[[ Provided entries, beginning ]]
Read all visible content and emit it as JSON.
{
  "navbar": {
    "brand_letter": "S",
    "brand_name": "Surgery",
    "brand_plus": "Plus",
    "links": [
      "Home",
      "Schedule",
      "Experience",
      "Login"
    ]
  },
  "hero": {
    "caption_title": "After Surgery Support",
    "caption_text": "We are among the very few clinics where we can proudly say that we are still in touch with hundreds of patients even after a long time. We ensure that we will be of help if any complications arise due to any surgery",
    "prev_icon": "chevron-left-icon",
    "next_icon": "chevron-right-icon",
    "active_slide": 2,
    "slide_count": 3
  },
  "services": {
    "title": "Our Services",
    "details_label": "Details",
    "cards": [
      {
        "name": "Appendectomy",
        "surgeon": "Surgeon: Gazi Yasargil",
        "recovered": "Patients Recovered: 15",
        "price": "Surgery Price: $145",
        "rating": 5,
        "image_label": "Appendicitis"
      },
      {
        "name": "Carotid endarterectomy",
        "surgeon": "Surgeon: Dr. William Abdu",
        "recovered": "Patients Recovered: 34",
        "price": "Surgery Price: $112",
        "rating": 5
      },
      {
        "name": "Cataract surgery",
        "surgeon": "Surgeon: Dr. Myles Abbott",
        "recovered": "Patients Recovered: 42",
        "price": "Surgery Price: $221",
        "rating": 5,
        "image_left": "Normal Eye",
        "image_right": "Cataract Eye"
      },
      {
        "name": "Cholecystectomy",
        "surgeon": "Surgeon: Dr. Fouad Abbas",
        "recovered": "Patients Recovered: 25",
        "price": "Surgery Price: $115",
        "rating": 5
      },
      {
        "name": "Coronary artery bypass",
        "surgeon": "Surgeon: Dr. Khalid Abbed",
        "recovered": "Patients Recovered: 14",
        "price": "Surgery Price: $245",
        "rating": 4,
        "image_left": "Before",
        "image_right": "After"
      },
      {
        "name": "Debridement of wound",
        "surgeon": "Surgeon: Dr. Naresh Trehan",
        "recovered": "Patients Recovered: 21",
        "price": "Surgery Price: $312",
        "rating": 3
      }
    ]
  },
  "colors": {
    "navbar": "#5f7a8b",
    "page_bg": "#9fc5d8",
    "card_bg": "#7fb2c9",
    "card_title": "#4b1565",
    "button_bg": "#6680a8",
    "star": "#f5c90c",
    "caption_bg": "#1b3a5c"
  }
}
[[ Provided entries, end ]]
### Exercise brief
Report back every line of the entries in which "Cataract" occurs.

### Written response
        "name": "Cataract surgery",
        "image_right": "Cataract Eye"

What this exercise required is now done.